PROBLEM TO SOLVE:
How many of the lines here include "What"? Answer with a single number.

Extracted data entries

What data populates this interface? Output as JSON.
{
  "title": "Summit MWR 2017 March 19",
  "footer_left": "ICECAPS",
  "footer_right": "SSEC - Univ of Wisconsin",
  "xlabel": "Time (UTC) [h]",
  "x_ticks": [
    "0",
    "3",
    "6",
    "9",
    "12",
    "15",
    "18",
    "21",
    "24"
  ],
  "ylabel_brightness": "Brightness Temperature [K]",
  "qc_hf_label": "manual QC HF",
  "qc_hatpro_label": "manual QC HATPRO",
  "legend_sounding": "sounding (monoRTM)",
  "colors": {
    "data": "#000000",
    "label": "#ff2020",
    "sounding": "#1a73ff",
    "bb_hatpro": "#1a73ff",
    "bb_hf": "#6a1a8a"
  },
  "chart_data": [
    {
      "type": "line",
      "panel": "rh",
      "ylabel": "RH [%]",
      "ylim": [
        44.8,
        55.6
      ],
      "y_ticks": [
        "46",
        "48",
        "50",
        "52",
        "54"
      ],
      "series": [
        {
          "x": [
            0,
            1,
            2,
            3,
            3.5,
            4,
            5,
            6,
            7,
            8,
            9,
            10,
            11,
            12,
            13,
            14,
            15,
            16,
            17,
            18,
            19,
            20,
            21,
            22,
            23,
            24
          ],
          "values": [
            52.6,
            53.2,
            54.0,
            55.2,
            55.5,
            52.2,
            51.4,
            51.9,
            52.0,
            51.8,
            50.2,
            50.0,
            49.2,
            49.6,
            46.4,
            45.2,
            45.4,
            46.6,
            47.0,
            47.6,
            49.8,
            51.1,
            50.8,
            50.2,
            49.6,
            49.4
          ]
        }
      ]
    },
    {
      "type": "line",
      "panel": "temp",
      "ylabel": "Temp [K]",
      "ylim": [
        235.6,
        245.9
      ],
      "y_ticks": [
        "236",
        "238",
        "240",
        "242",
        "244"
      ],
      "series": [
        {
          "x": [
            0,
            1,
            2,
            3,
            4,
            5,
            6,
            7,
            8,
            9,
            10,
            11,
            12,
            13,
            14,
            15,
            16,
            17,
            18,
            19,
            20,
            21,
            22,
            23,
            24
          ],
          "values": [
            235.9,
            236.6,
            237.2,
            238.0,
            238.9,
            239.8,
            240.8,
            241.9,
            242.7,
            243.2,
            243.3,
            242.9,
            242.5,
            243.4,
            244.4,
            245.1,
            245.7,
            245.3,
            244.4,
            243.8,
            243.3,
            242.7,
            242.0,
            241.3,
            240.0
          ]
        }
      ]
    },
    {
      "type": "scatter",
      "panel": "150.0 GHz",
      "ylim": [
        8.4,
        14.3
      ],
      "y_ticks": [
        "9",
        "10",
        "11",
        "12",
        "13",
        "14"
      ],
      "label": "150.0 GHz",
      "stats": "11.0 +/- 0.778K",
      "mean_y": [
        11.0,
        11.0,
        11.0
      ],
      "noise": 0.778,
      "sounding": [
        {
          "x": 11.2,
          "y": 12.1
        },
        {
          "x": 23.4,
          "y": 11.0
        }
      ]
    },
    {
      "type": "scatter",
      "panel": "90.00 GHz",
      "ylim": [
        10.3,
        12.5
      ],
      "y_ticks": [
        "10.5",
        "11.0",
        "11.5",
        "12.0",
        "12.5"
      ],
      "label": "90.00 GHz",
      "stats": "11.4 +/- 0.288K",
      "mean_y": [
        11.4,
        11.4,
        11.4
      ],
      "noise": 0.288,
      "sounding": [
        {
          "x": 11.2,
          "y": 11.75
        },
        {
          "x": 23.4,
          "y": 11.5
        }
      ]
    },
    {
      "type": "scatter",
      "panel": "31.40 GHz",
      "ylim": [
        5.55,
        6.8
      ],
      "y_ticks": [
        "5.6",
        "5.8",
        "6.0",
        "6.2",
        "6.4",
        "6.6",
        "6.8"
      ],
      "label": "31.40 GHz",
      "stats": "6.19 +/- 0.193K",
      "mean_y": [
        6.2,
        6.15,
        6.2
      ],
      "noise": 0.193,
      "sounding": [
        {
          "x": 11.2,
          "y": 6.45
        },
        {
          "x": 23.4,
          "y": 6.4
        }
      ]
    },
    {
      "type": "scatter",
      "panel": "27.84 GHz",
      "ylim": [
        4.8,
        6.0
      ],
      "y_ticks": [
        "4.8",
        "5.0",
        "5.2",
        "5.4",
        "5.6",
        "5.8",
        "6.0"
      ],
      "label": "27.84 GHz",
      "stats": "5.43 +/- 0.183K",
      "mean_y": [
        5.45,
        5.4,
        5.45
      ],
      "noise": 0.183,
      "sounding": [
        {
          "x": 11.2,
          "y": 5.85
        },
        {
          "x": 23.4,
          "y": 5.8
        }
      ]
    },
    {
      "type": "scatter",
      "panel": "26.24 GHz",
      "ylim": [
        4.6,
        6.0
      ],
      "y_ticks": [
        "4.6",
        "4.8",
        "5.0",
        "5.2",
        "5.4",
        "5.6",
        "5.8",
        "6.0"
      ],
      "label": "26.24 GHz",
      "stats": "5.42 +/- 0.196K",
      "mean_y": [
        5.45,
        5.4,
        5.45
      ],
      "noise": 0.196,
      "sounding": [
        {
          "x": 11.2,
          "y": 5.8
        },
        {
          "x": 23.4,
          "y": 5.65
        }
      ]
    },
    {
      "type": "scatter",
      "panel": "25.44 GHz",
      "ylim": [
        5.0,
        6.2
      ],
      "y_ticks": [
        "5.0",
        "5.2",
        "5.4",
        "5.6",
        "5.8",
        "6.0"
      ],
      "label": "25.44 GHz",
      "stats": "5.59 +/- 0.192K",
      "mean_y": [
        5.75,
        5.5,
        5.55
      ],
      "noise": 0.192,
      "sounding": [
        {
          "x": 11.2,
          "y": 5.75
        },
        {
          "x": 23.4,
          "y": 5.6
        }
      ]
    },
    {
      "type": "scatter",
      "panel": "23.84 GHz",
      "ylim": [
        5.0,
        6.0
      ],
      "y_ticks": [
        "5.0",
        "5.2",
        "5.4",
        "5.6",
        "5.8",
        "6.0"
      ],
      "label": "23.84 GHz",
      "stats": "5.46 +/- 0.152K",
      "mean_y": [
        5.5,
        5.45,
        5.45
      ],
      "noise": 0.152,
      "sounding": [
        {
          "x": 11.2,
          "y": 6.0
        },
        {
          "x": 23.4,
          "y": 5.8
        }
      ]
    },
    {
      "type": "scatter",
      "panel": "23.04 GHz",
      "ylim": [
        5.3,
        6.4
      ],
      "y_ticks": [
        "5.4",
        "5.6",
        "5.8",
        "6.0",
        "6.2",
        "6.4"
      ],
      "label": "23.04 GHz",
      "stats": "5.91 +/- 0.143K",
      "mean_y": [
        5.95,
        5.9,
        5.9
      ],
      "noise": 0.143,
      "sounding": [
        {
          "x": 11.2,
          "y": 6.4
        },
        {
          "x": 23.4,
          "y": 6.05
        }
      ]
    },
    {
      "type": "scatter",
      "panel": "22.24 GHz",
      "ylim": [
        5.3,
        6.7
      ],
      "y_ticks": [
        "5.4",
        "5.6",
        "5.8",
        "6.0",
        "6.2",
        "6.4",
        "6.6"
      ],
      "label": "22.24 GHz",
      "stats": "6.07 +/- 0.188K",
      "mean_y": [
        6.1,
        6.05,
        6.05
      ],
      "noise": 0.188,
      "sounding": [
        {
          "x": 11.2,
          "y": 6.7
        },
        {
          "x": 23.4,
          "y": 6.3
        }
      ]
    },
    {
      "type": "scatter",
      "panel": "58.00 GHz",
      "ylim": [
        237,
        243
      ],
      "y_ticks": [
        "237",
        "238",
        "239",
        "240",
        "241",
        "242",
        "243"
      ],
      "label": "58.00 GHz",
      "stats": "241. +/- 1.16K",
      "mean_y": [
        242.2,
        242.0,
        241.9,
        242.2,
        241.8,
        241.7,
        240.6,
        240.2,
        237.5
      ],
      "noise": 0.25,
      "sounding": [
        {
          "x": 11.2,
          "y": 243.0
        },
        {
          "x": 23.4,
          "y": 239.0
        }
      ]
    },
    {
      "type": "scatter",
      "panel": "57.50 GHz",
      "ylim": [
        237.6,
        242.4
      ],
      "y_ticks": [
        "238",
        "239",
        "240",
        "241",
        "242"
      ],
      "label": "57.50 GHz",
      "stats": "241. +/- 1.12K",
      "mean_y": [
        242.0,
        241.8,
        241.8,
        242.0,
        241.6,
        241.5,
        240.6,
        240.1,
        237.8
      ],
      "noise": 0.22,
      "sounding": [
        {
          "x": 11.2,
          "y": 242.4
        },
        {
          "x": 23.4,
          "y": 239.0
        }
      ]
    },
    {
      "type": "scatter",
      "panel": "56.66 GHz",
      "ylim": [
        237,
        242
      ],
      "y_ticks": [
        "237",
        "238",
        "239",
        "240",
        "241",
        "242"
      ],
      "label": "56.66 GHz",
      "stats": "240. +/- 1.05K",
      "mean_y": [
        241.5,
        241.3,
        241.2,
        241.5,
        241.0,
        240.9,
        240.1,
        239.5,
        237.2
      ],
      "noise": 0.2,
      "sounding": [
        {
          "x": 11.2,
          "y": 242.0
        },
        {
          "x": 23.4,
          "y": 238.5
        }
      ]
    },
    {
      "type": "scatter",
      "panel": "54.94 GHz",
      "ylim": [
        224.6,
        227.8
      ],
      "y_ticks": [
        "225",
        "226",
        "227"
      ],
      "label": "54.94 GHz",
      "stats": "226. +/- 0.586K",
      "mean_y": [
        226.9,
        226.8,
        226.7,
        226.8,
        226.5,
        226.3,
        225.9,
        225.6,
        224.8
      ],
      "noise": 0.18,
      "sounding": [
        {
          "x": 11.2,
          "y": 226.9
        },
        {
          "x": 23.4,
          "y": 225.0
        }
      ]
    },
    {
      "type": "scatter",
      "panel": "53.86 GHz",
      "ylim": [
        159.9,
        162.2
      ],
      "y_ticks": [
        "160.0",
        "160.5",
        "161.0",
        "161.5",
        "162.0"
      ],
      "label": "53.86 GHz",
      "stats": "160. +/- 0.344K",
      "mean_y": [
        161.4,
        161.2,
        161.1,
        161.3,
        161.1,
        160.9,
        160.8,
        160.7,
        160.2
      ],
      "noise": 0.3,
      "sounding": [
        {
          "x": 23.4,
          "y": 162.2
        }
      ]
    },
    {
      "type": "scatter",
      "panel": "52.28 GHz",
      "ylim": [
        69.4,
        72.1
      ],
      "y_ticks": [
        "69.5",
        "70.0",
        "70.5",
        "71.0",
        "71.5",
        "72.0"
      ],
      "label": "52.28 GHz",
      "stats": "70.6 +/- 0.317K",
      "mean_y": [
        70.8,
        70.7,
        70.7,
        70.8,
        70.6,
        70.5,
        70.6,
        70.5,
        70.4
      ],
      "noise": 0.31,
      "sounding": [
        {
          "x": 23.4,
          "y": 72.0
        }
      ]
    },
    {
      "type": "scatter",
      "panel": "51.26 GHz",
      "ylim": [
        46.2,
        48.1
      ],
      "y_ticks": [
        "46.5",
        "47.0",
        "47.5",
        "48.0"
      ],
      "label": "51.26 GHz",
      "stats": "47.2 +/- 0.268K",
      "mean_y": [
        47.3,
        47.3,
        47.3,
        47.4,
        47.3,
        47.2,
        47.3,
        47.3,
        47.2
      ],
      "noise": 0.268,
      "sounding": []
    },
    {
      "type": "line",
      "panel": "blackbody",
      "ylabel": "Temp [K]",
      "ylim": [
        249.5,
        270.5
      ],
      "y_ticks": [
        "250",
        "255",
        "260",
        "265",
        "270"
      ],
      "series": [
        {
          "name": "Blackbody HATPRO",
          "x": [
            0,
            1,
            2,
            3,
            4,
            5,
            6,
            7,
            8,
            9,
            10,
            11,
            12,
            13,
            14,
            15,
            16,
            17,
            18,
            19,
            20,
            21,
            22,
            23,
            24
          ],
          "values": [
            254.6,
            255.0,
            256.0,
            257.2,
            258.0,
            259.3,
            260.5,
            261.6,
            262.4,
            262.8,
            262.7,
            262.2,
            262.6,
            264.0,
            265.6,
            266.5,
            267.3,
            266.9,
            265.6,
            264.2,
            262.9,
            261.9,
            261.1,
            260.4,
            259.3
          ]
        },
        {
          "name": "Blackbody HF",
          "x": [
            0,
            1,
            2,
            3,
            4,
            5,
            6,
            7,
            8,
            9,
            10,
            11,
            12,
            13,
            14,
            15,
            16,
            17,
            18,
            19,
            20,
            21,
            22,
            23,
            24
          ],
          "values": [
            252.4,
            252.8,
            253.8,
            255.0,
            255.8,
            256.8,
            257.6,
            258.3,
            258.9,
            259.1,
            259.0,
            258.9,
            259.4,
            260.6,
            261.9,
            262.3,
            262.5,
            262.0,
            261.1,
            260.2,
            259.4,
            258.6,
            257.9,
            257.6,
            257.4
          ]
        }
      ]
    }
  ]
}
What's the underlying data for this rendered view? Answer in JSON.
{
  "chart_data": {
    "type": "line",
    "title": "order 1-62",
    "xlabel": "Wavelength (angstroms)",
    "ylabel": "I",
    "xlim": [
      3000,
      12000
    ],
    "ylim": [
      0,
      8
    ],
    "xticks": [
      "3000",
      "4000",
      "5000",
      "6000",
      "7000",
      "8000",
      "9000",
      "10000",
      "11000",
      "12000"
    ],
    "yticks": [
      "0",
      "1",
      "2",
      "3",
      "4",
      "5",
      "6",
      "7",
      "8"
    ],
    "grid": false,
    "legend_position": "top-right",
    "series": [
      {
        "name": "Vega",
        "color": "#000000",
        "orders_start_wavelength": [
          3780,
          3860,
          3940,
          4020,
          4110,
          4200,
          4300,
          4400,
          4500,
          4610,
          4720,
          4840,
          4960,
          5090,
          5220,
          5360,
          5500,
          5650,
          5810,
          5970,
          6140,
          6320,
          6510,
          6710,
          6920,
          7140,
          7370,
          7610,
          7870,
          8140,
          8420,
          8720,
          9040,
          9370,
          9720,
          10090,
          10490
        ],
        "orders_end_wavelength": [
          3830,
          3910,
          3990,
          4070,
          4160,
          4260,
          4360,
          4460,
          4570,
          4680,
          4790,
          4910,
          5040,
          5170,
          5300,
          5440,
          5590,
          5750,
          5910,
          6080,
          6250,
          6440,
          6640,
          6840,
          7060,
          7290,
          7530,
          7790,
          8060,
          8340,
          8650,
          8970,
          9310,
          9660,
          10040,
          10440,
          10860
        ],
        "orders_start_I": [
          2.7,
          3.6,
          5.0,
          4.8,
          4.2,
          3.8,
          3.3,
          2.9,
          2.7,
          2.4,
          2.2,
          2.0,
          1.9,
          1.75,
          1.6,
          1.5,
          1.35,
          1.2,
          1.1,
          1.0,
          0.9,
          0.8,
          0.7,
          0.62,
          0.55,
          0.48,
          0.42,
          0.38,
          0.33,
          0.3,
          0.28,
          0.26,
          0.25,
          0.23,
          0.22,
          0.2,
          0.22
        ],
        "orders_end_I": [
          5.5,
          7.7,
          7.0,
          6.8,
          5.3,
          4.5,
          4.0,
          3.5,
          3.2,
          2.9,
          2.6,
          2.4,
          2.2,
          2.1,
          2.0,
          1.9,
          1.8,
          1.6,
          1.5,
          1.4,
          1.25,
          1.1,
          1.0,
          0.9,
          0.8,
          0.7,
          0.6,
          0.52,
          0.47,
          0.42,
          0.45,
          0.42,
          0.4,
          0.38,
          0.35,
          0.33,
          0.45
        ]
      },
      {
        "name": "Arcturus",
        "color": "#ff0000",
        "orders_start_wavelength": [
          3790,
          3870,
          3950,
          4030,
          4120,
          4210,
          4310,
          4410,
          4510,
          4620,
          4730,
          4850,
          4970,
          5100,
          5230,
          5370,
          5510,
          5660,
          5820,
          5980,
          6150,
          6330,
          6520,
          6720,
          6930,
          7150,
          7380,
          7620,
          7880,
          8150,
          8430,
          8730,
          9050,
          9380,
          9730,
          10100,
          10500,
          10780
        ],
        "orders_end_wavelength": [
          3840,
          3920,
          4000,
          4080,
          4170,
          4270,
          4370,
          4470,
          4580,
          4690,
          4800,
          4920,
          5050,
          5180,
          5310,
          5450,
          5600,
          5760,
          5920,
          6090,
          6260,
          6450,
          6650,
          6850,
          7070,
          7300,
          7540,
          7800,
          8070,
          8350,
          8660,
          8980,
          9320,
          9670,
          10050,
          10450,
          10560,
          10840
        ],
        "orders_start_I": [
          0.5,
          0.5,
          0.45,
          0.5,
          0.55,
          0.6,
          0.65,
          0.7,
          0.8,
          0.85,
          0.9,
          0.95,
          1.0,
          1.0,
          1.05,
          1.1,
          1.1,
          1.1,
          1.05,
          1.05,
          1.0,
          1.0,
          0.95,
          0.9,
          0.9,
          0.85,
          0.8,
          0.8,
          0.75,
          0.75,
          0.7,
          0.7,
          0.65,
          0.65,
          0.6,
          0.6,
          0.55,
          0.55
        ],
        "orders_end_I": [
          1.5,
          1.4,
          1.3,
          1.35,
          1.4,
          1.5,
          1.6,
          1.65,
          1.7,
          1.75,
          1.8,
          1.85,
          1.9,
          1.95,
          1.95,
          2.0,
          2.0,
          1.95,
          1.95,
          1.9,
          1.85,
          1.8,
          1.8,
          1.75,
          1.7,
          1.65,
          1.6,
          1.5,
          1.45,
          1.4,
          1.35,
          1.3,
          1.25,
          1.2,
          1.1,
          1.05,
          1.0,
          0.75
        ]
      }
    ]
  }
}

TASK SOLUTION:
2